Figure collection entries →
--*--

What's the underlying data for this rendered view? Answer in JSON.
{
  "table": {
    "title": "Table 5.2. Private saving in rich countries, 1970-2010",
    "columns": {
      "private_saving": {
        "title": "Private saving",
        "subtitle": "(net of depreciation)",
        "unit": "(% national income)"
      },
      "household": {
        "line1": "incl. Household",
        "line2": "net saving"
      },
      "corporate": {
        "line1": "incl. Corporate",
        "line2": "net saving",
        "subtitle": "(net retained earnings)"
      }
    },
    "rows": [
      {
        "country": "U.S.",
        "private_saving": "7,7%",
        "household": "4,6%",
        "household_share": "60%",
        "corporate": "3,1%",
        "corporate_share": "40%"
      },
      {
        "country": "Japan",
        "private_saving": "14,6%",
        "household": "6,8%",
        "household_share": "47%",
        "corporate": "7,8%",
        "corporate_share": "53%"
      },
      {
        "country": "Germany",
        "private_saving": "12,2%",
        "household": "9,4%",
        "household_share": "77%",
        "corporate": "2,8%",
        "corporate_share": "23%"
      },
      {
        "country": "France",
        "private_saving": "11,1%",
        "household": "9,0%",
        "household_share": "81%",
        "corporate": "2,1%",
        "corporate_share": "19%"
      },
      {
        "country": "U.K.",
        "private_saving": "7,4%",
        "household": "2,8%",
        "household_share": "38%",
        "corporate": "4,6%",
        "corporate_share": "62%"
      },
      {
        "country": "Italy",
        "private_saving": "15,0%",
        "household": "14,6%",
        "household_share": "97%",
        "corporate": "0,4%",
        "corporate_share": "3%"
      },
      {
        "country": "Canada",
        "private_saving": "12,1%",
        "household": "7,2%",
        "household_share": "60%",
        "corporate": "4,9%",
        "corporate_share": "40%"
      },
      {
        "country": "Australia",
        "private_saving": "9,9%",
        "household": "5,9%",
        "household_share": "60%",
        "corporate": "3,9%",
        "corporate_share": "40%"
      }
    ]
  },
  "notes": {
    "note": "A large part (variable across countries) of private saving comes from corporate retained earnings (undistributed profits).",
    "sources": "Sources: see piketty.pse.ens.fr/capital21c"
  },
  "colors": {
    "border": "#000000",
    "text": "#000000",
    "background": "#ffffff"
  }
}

--*--

Short exercise →
Reproduce the data shown above exactly.

Task response →
What's the underlying data for this rendered view? Answer in JSON.
{
  "table": {
    "title": "Table 5.2. Private saving in rich countries, 1970-2010",
    "columns": {
      "private_saving": {
        "title": "Private saving",
        "subtitle": "(net of depreciation)",
        "unit": "(% national income)"
      },
      "household": {
        "line1": "incl. Household",
        "line2": "net saving"
      },
      "corporate": {
        "line1": "incl. Corporate",
        "line2": "net saving",
        "subtitle": "(net retained earnings)"
      }
    },
    "rows": [
      {
        "country": "U.S.",
        "private_saving": "7,7%",
        "household": "4,6%",
        "household_share": "60%",
        "corporate": "3,1%",
        "corporate_share": "40%"
      },
      {
        "country": "Japan",
        "private_saving": "14,6%",
        "household": "6,8%",
        "household_share": "47%",
        "corporate": "7,8%",
        "corporate_share": "53%"
      },
      {
        "country": "Germany",
        "private_saving": "12,2%",
        "household": "9,4%",
        "household_share": "77%",
        "corporate": "2,8%",
        "corporate_share": "23%"
      },
      {
        "country": "France",
        "private_saving": "11,1%",
        "household": "9,0%",
        "household_share": "81%",
        "corporate": "2,1%",
        "corporate_share": "19%"
      },
      {
        "country": "U.K.",
        "private_saving": "7,4%",
        "household": "2,8%",
        "household_share": "38%",
        "corporate": "4,6%",
        "corporate_share": "62%"
      },
      {
        "country": "Italy",
        "private_saving": "15,0%",
        "household": "14,6%",
        "household_share": "97%",
        "corporate": "0,4%",
        "corporate_share": "3%"
      },
      {
        "country": "Canada",
        "private_saving": "12,1%",
        "household": "7,2%",
        "household_share": "60%",
        "corporate": "4,9%",
        "corporate_share": "40%"
      },
      {
        "country": "Australia",
        "private_saving": "9,9%",
        "household": "5,9%",
        "household_share": "60%",
        "corporate": "3,9%",
        "corporate_share": "40%"
      }
    ]
  },
  "notes": {
    "note": "A large part (variable across countries) of private saving comes from corporate retained earnings (undistributed profits).",
    "sources": "Sources: see piketty.pse.ens.fr/capital21c"
  },
  "colors": {
    "border": "#000000",
    "text": "#000000",
    "background": "#ffffff"
  }
}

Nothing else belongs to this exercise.